ACTIVITY A ▸ Reproduce the stretch of the page on the arthritis trekking pole from "Skill development: Design" through "preserving joint health.", word for word.
ACTIVITY B ▸ According to the page on the arthritis trekking pole, which two features does the pole use to mitigate the effects of Arthritis?
ACTIVITY C ▸ Resume the page on the arthritis trekking pole after its final sentence, and carry it on in the same style.

Arthritis Trekking Pole.
Consumer design
Arthritis has many forms, but all tend to cause similar symptoms, including dexterity loss and swelling of the joints. Whilst most symptoms are treatable, external measures of mitigating effects are also necessary. My client enjoyed the outdoors but was worried he could not continue to hike due to developing Arthritis in his hips and hands. Whilst trekking poles helped, the handle shape and vibrations through the pole led to strain over long distances.
The objective was to design a trekking pole reducing strain on the joints without compromising the poles basic functionality. Ergonomics and Anthropometrics played a role in the design of the handle, whilst other ways of limiting joint pain came in the form of a novel suspension element.
Skill development: Design Process, Materials Science, Composite Science, Parts & Assemblies, Manufacturing, CAD, Ergonomics, Client Relationships, Report Writing
Why poles?
The benefits of using poles are far-reaching, not least towards mitigating the effects of Arthritis. Trekking poles provide another level of support and weight distribution to aid the user in walking upon uneven terrain, improving performance and preserving joint health.
An innovative solution, adapting to the context environment
The Arthritis trekking pole utilises a unique adjustable suspension element and ergonomically designed handle to mitigate the effects of Arthritis in the hips, knees and hands. The design process began by researching where current poles failed and finding solutions to combat the client's adverse experiences.

[Document layout analysis data]
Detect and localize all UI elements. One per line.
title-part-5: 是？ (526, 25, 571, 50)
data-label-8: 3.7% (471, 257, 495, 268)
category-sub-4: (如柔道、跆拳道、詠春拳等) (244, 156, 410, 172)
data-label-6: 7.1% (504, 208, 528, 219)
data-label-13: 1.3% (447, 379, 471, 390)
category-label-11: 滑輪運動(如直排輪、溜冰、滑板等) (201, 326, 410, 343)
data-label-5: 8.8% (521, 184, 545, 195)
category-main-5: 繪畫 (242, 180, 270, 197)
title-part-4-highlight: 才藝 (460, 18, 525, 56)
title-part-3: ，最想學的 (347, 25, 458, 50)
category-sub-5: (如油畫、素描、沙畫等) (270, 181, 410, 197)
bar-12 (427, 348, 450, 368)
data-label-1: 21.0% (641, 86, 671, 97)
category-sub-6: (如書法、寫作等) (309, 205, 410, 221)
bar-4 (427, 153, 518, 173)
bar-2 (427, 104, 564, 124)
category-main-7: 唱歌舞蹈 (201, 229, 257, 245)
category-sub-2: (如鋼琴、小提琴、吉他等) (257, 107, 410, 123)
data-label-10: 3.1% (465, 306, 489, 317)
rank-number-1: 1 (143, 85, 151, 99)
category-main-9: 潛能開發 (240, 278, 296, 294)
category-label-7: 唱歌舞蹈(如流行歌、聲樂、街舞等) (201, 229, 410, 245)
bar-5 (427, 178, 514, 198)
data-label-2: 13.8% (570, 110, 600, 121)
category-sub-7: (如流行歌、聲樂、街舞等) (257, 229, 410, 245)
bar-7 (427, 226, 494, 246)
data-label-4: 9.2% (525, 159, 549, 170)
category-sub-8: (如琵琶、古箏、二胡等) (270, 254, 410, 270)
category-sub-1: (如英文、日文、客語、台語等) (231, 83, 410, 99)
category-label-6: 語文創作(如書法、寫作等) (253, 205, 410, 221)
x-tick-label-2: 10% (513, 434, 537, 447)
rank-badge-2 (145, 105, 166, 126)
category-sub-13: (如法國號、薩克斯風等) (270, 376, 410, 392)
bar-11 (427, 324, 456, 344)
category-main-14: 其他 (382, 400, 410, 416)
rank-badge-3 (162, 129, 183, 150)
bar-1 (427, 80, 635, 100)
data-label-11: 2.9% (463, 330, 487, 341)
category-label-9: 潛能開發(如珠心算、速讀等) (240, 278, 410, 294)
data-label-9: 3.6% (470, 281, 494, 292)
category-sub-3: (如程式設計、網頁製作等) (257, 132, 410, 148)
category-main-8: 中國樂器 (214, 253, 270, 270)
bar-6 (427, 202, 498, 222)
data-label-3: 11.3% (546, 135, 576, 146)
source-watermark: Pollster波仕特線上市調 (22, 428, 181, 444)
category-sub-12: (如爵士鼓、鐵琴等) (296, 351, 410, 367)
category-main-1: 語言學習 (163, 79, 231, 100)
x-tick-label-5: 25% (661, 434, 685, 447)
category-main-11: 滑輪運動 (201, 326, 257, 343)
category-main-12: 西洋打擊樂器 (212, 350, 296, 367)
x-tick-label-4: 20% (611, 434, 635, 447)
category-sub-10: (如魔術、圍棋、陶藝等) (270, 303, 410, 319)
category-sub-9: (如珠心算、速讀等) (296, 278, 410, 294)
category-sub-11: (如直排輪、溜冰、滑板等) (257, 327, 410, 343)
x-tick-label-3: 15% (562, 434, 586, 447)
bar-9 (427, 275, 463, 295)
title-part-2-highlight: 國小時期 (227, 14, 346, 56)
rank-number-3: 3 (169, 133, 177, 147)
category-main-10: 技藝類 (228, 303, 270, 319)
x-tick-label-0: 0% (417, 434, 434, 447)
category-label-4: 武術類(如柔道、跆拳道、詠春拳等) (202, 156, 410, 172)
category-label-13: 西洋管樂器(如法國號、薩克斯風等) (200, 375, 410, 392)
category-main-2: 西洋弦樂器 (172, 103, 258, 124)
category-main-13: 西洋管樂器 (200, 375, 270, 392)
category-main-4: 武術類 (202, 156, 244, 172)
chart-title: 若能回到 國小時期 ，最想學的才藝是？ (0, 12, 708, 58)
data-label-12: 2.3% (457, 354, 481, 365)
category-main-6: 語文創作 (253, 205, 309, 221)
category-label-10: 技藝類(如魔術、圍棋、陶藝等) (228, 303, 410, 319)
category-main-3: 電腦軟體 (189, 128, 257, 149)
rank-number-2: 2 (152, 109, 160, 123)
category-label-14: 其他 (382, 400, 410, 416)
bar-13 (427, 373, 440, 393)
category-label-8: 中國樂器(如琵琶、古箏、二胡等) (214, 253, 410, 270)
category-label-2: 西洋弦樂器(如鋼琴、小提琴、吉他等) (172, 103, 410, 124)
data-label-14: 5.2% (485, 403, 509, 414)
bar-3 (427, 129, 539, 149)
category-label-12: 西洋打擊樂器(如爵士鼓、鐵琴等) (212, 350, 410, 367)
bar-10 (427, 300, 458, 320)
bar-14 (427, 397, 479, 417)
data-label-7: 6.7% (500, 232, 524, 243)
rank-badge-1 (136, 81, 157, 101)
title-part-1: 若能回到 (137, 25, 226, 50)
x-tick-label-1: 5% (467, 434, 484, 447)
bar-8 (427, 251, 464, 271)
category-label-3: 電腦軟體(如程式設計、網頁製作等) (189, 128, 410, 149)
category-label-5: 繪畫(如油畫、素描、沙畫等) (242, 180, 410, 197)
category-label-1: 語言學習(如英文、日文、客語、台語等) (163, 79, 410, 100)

TASK ANSWER A ▸
Skill development: Design Process, Materials Science, Composite Science, Parts & Assemblies, Manufacturing, CAD, Ergonomics, Client Relationships, Report Writing
Why poles?
The benefits of using poles are far-reaching, not least towards mitigating the effects of Arthritis. Trekking poles provide another level of support and weight distribution to aid the user in walking upon uneven terrain, improving performance and preserving joint health.

TASK ANSWER B ▸ A unique adjustable suspension element and an ergonomically designed handle.

TASK ANSWER C ▸
Repetitive use of poles when walking downhill tend to put pressure on the wrists and hips the most. Poles with suspension are available, offering some yield under pressure but tend not to be used by enthusiasts as they do not provide a stable platform. Some give would, however, be beneficial in certain situations, such as walking on solid ground. A Carbon-fibre component was developed to provide suspension, taking inspiration from a running blade. An internal mechanism restricting airflow through the pole dampens vibrations and kickback by slowly releasing the stored elastic potential energy. Another mechanism allows the user to toggle the suspension to provide a stable platform when required.
A user-centred design approach was adopted for the handle, sculpted specifically for the client by measuring the dimensions of the hand. The large surface area atop the handle allows the user to hold the pole while walking downhill.
A strap keeps the pole in the user's hand without the need to grip. Solidworks solid modelling was used as a reference for the client to understand design aspects.
To reduce weight, analysis software determined the mass of components before manufacture. The pole itself required workshop knowledge to manufacture each element, assessing each one against quality assurance checks.